■ Written problem ■
Your answer should be a single number: the count of lines that include the word "Продолжить".

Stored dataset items
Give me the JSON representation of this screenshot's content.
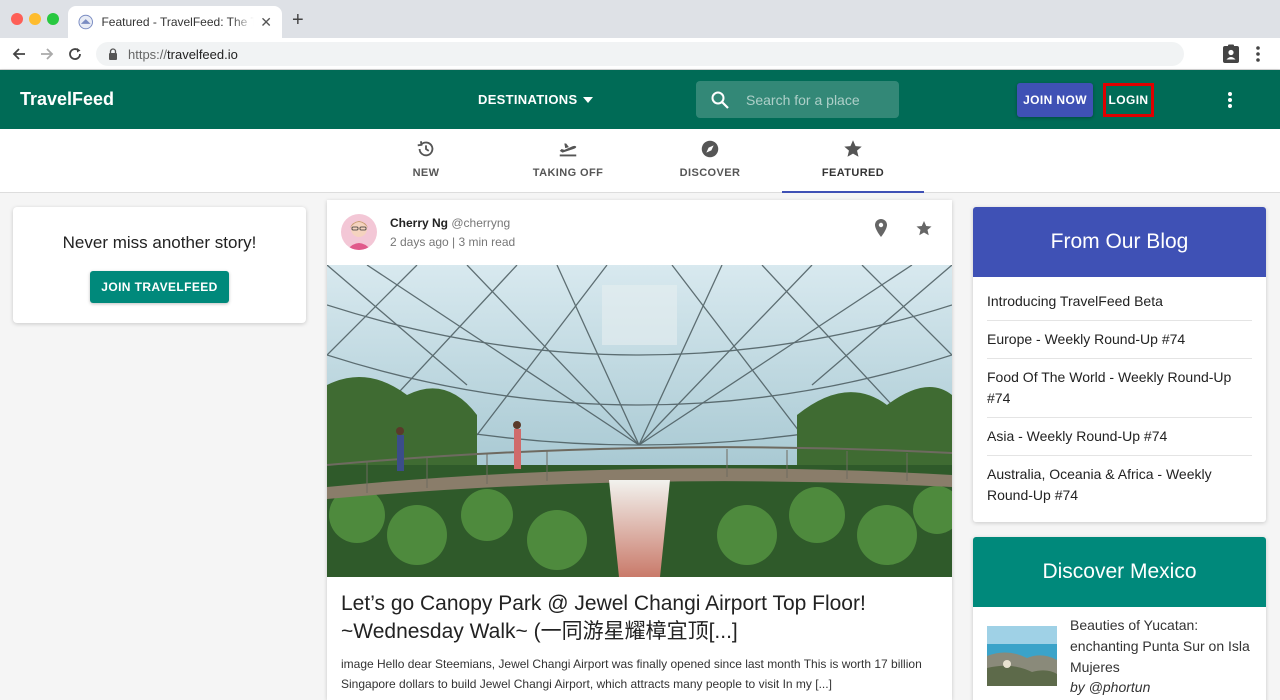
{
  "browser": {
    "tab_title": "Featured - TravelFeed: The Travel Community",
    "tab_close": "✕",
    "new_tab": "+",
    "url_protocol": "https://",
    "url_host": "travelfeed.io"
  },
  "header": {
    "brand": "TravelFeed",
    "destinations_label": "DESTINATIONS",
    "search_placeholder": "Search for a place",
    "join_label": "JOIN NOW",
    "login_label": "LOGIN",
    "bar_color": "#006b56"
  },
  "feed_tabs": [
    {
      "label": "NEW",
      "icon": "history-icon"
    },
    {
      "label": "TAKING OFF",
      "icon": "flight-takeoff-icon"
    },
    {
      "label": "DISCOVER",
      "icon": "compass-icon"
    },
    {
      "label": "FEATURED",
      "icon": "star-icon",
      "active": true
    }
  ],
  "signup_card": {
    "title": "Never miss another story!",
    "button": "JOIN TRAVELFEED"
  },
  "post": {
    "author_name": "Cherry Ng",
    "author_handle": "@cherryng",
    "meta": "2 days ago | 3 min read",
    "title": "Let’s go Canopy Park @ Jewel Changi Airport Top Floor! ~Wednesday Walk~ (一同游星耀樟宜顶[...]",
    "excerpt": "image Hello dear Steemians, Jewel Changi Airport was finally opened since last month This is worth 17 billion Singapore dollars to build Jewel Changi Airport, which attracts many people to visit In my [...]"
  },
  "blog": {
    "title": "From Our Blog",
    "items": [
      "Introducing TravelFeed Beta",
      "Europe - Weekly Round-Up #74",
      "Food Of The World - Weekly Round-Up #74",
      "Asia - Weekly Round-Up #74",
      "Australia, Oceania & Africa - Weekly Round-Up #74"
    ],
    "header_color": "#3f51b5"
  },
  "discover": {
    "title": "Discover Mexico",
    "post_title": "Beauties of Yucatan: enchanting Punta Sur on Isla Mujeres",
    "post_author": "by @phortun",
    "header_color": "#00897b"
  }
}
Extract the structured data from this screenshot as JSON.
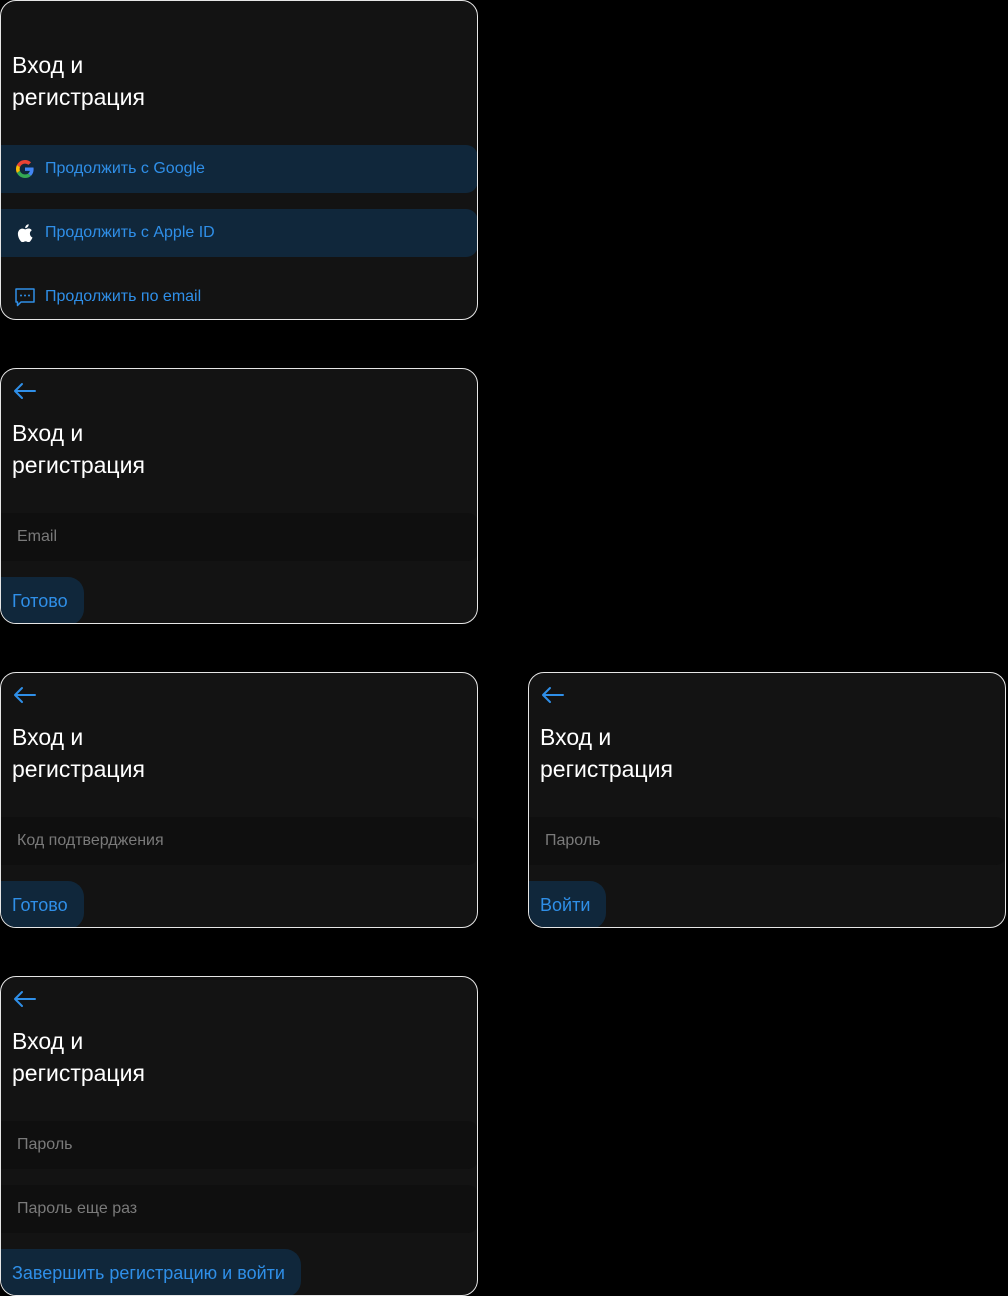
{
  "colors": {
    "page_background": "#000000",
    "card_background": "#131313",
    "card_border": "#e6e6e6",
    "accent": "#2f8fe8",
    "accent_surface": "#10273b",
    "field_background": "#0f0f0f",
    "placeholder": "#7a7a7a",
    "title": "#ffffff"
  },
  "screens": {
    "choose_method": {
      "title": "Вход и\nрегистрация",
      "options": [
        {
          "label": "Продолжить с Google",
          "icon": "google-icon"
        },
        {
          "label": "Продолжить с Apple ID",
          "icon": "apple-icon"
        },
        {
          "label": "Продолжить по email",
          "icon": "message-icon"
        }
      ]
    },
    "email": {
      "back_icon": "arrow-left-icon",
      "title": "Вход и\nрегистрация",
      "email_field": {
        "placeholder": "Email",
        "value": ""
      },
      "submit_label": "Готово"
    },
    "code": {
      "back_icon": "arrow-left-icon",
      "title": "Вход и\nрегистрация",
      "code_field": {
        "placeholder": "Код подтверджения",
        "value": ""
      },
      "submit_label": "Готово"
    },
    "login_password": {
      "back_icon": "arrow-left-icon",
      "title": "Вход и\nрегистрация",
      "password_field": {
        "placeholder": "Пароль",
        "value": ""
      },
      "submit_label": "Войти"
    },
    "register_password": {
      "back_icon": "arrow-left-icon",
      "title": "Вход и\nрегистрация",
      "password_field": {
        "placeholder": "Пароль",
        "value": ""
      },
      "password_repeat_field": {
        "placeholder": "Пароль еще раз",
        "value": ""
      },
      "submit_label": "Завершить регистрацию и войти"
    }
  }
}
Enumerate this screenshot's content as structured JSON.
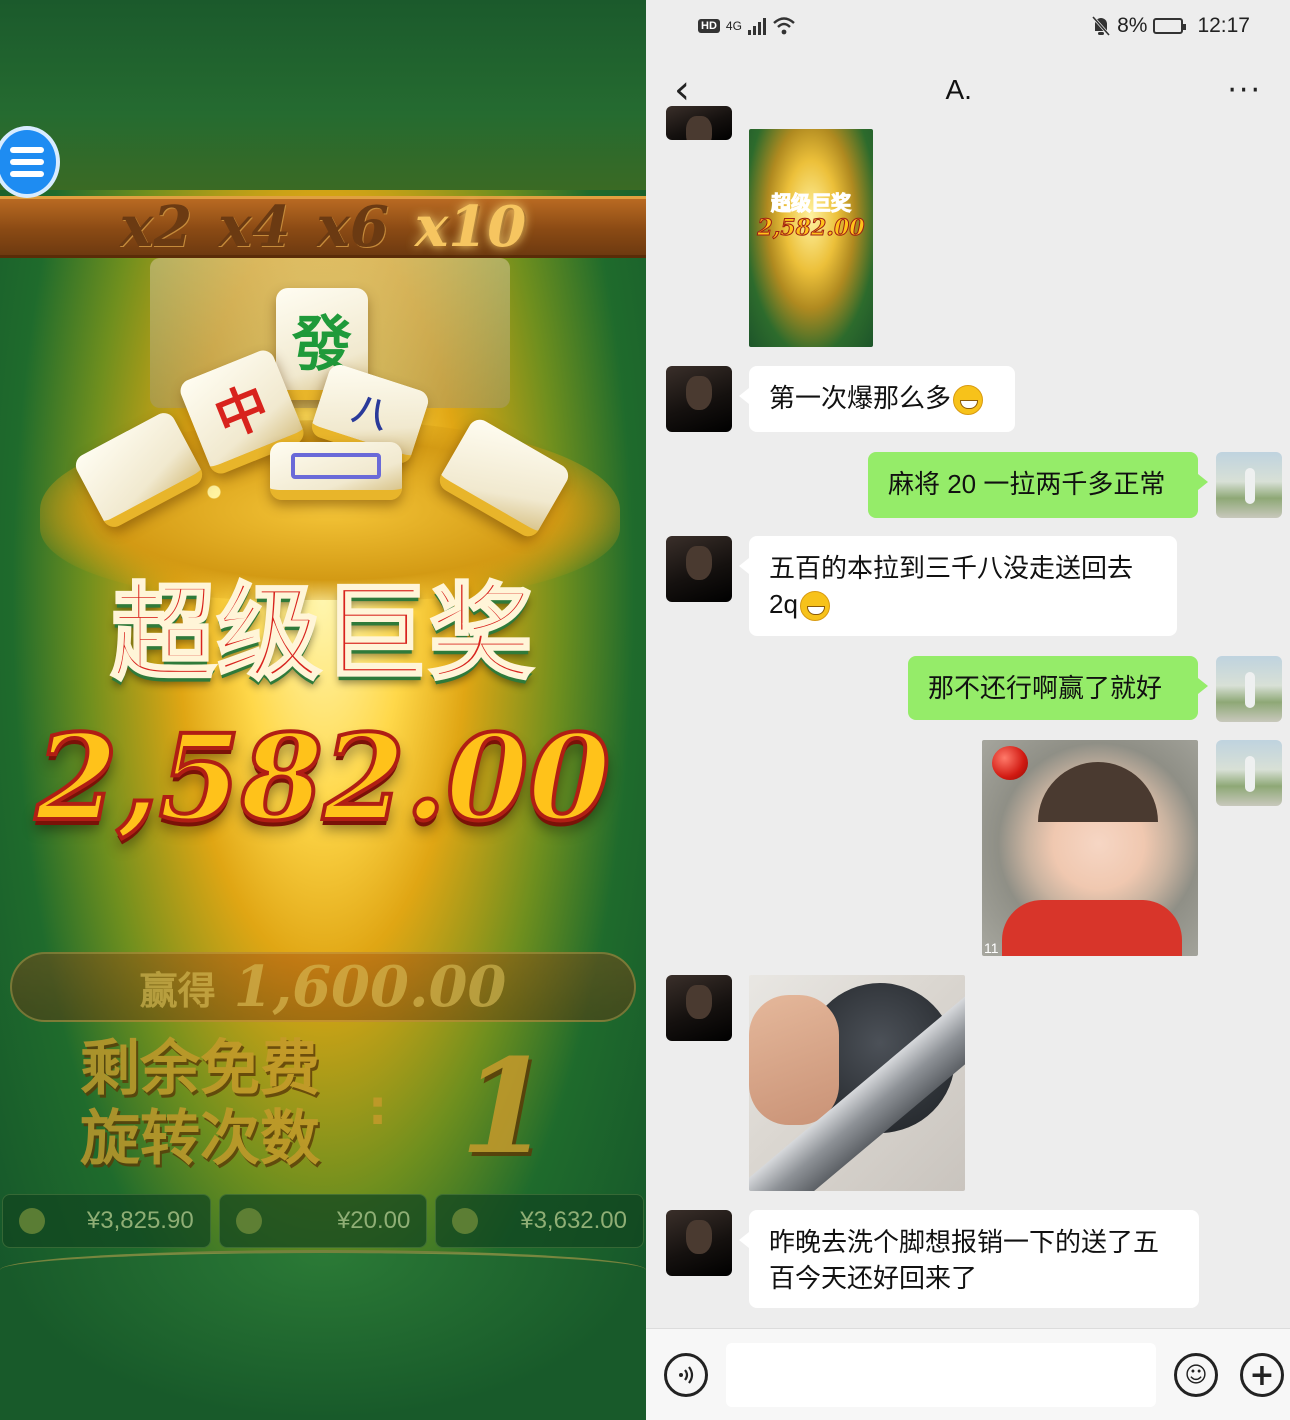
{
  "game": {
    "multipliers": [
      "x2",
      "x4",
      "x6",
      "x10"
    ],
    "active_multiplier": "x10",
    "jackpot_title": "超级巨奖",
    "jackpot_amount": "2,582.00",
    "win_label": "赢得",
    "win_amount": "1,600.00",
    "free_spins_label_line1": "剩余免费",
    "free_spins_label_line2": "旋转次数",
    "free_spins_colon": ":",
    "free_spins_count": "1",
    "stats": [
      {
        "icon": "wallet-icon",
        "value": "¥3,825.90"
      },
      {
        "icon": "coin-stack-icon",
        "value": "¥20.00"
      },
      {
        "icon": "win-chest-icon",
        "value": "¥3,632.00"
      }
    ],
    "tiles": [
      "發",
      "中",
      "八"
    ]
  },
  "chat": {
    "status_bar": {
      "network": "4G",
      "hd": "HD",
      "battery": "8%",
      "time": "12:17"
    },
    "header": {
      "back": "‹",
      "title": "A.",
      "more": "···"
    },
    "messages": [
      {
        "side": "in",
        "type": "image",
        "image": "jackpot-screenshot",
        "thumb_title": "超级巨奖",
        "thumb_amount": "2,582.00"
      },
      {
        "side": "in",
        "type": "text",
        "text": "第一次爆那么多",
        "emoji": "grin-emoji"
      },
      {
        "side": "out",
        "type": "text",
        "text": "麻将 20 一拉两千多正常"
      },
      {
        "side": "in",
        "type": "text",
        "text_line1": "五百的本拉到三千八没走送回去",
        "text_line2": "2q",
        "emoji": "dizzy-emoji"
      },
      {
        "side": "out",
        "type": "text",
        "text": "那不还行啊赢了就好"
      },
      {
        "side": "out",
        "type": "image",
        "image": "smiling-baby-photo",
        "corner_text": "11"
      },
      {
        "side": "in",
        "type": "image",
        "image": "cat-and-knife-photo"
      },
      {
        "side": "in",
        "type": "text",
        "text_line1": "昨晚去洗个脚想报销一下的送了五",
        "text_line2": "百今天还好回来了"
      }
    ],
    "input": {
      "value": "",
      "plus": "+",
      "emoji": "☺"
    }
  }
}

■ Solved problem ■
3